> **Short problem**:
Every record below should be transcribed exactly. Omit the images.

> **Data for the task**:
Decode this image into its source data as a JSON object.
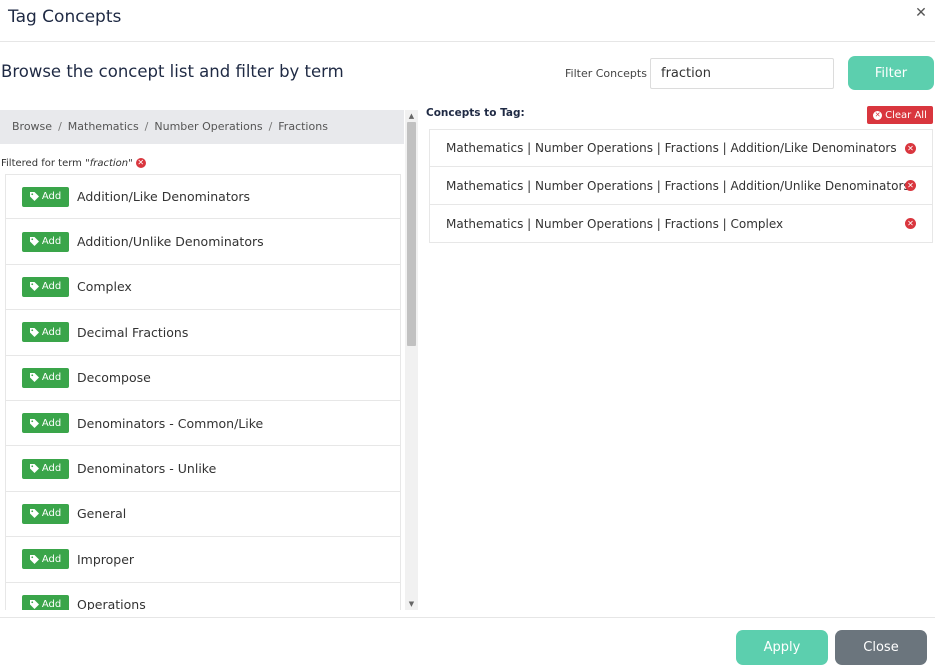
{
  "dialog": {
    "title": "Tag Concepts",
    "close_icon": "close-icon"
  },
  "browse": {
    "heading": "Browse the concept list and filter by term"
  },
  "filter": {
    "label": "Filter Concepts",
    "value": "fraction",
    "button_label": "Filter"
  },
  "breadcrumb": [
    "Browse",
    "Mathematics",
    "Number Operations",
    "Fractions"
  ],
  "filtered_note": {
    "prefix": "Filtered for term",
    "term": "\"fraction\"",
    "clear_icon": "remove-circle-icon"
  },
  "concepts": {
    "add_label": "Add",
    "add_icon": "tag-icon",
    "items": [
      "Addition/Like Denominators",
      "Addition/Unlike Denominators",
      "Complex",
      "Decimal Fractions",
      "Decompose",
      "Denominators - Common/Like",
      "Denominators - Unlike",
      "General",
      "Improper",
      "Operations"
    ]
  },
  "tagged": {
    "title": "Concepts to Tag:",
    "clear_all_label": "Clear All",
    "items": [
      "Mathematics | Number Operations | Fractions | Addition/Like Denominators",
      "Mathematics | Number Operations | Fractions | Addition/Unlike Denominators",
      "Mathematics | Number Operations | Fractions | Complex"
    ]
  },
  "footer": {
    "apply_label": "Apply",
    "close_label": "Close"
  },
  "colors": {
    "primary_teal": "#5ccfae",
    "add_green": "#3aa54a",
    "danger_red": "#d9363e",
    "secondary_gray": "#6b757d"
  }
}
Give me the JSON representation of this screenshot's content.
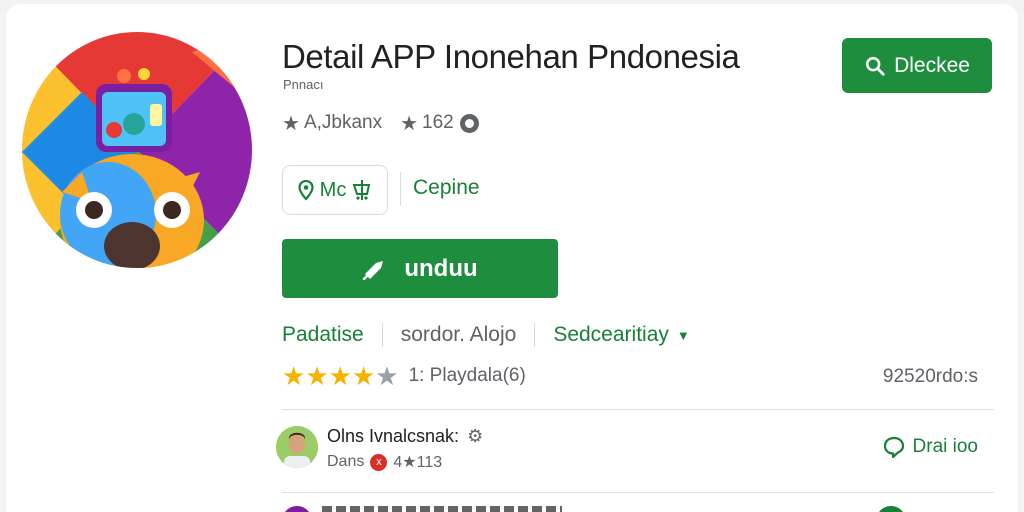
{
  "app": {
    "title": "Detail APP Inonehan Pndonesia",
    "subtitle": "Pnnacı",
    "developer": "A,Jbkanx",
    "rating_count_short": "162"
  },
  "header": {
    "action_label": "Dleckee",
    "action_icon": "search-icon"
  },
  "chips": {
    "primary_label": "Mc",
    "secondary_label": "Cepine"
  },
  "install": {
    "label": "unduu",
    "icon": "rocket-icon"
  },
  "links": {
    "category": "Padatise",
    "content_rating": "sordor. Alojo",
    "more": "Sedcearitiay"
  },
  "rating": {
    "stars": 4,
    "max": 5,
    "text": "1: Playdala(6)",
    "downloads": "92520rdo:s"
  },
  "review": {
    "name": "Olns Ivnalcsnak:",
    "meta_name": "Dans",
    "meta_badge": "x",
    "meta_score": "4★113",
    "reply_label": "Drai ioo"
  },
  "colors": {
    "brand_green": "#1e8e3e",
    "text_green": "#188038",
    "star_yellow": "#f5b301"
  }
}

> **Right answer**:
Decode this image into its source data as a JSON object.
{
  "dialog": {
    "title": "Tag Concepts",
    "close_icon": "close-icon"
  },
  "browse": {
    "heading": "Browse the concept list and filter by term"
  },
  "filter": {
    "label": "Filter Concepts",
    "value": "fraction",
    "button_label": "Filter"
  },
  "breadcrumb": [
    "Browse",
    "Mathematics",
    "Number Operations",
    "Fractions"
  ],
  "filtered_note": {
    "prefix": "Filtered for term",
    "term": "\"fraction\"",
    "clear_icon": "remove-circle-icon"
  },
  "concepts": {
    "add_label": "Add",
    "add_icon": "tag-icon",
    "items": [
      "Addition/Like Denominators",
      "Addition/Unlike Denominators",
      "Complex",
      "Decimal Fractions",
      "Decompose",
      "Denominators - Common/Like",
      "Denominators - Unlike",
      "General",
      "Improper",
      "Operations"
    ]
  },
  "tagged": {
    "title": "Concepts to Tag:",
    "clear_all_label": "Clear All",
    "items": [
      "Mathematics | Number Operations | Fractions | Addition/Like Denominators",
      "Mathematics | Number Operations | Fractions | Addition/Unlike Denominators",
      "Mathematics | Number Operations | Fractions | Complex"
    ]
  },
  "footer": {
    "apply_label": "Apply",
    "close_label": "Close"
  },
  "colors": {
    "primary_teal": "#5ccfae",
    "add_green": "#3aa54a",
    "danger_red": "#d9363e",
    "secondary_gray": "#6b757d"
  }
}
Give me the JSON representation of this screenshot's content.
{
  "app": {
    "title": "Detail APP Inonehan Pndonesia",
    "subtitle": "Pnnacı",
    "developer": "A,Jbkanx",
    "rating_count_short": "162"
  },
  "header": {
    "action_label": "Dleckee",
    "action_icon": "search-icon"
  },
  "chips": {
    "primary_label": "Mc",
    "secondary_label": "Cepine"
  },
  "install": {
    "label": "unduu",
    "icon": "rocket-icon"
  },
  "links": {
    "category": "Padatise",
    "content_rating": "sordor. Alojo",
    "more": "Sedcearitiay"
  },
  "rating": {
    "stars": 4,
    "max": 5,
    "text": "1: Playdala(6)",
    "downloads": "92520rdo:s"
  },
  "review": {
    "name": "Olns Ivnalcsnak:",
    "meta_name": "Dans",
    "meta_badge": "x",
    "meta_score": "4★113",
    "reply_label": "Drai ioo"
  },
  "colors": {
    "brand_green": "#1e8e3e",
    "text_green": "#188038",
    "star_yellow": "#f5b301"
  }
}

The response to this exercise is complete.